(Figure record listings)
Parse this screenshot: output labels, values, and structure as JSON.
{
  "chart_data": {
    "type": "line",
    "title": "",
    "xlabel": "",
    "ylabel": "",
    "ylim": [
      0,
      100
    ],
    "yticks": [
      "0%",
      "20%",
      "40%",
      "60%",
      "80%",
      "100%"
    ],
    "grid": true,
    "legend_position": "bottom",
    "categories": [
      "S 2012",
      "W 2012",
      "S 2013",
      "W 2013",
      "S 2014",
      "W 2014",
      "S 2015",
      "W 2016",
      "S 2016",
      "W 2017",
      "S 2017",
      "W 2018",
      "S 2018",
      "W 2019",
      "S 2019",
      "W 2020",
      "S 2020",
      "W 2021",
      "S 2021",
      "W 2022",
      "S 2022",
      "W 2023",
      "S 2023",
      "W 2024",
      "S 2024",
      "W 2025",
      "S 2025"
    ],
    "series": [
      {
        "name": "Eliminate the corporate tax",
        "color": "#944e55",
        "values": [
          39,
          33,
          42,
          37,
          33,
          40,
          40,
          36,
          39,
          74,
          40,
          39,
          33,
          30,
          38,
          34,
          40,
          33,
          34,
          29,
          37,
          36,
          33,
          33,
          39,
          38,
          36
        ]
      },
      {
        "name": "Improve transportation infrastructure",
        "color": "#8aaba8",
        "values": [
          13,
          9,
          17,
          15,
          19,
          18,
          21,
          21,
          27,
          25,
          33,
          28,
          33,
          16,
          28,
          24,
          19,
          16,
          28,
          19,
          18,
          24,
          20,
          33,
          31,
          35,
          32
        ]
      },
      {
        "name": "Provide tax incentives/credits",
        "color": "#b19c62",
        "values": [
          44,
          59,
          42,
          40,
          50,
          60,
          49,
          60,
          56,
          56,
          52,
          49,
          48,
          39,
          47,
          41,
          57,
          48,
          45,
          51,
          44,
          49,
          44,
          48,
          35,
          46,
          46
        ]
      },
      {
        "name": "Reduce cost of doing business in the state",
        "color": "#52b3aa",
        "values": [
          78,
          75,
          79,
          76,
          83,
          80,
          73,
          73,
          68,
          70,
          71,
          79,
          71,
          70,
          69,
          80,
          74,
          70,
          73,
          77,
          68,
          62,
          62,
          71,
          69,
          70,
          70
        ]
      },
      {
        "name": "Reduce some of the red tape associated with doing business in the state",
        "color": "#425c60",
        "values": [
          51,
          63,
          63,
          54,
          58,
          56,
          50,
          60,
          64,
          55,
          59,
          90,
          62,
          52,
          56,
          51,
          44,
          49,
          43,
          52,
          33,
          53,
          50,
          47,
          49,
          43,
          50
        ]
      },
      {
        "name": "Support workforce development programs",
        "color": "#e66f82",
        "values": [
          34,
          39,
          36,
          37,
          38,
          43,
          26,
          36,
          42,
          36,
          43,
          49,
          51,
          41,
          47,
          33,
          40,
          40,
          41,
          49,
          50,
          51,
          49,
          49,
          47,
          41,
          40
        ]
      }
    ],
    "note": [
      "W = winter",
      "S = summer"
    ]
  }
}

• **AIM**: Note how many lines in the material hold the word "color", and give that number with nothing added.

• **EXERCISE ANSWER**: 6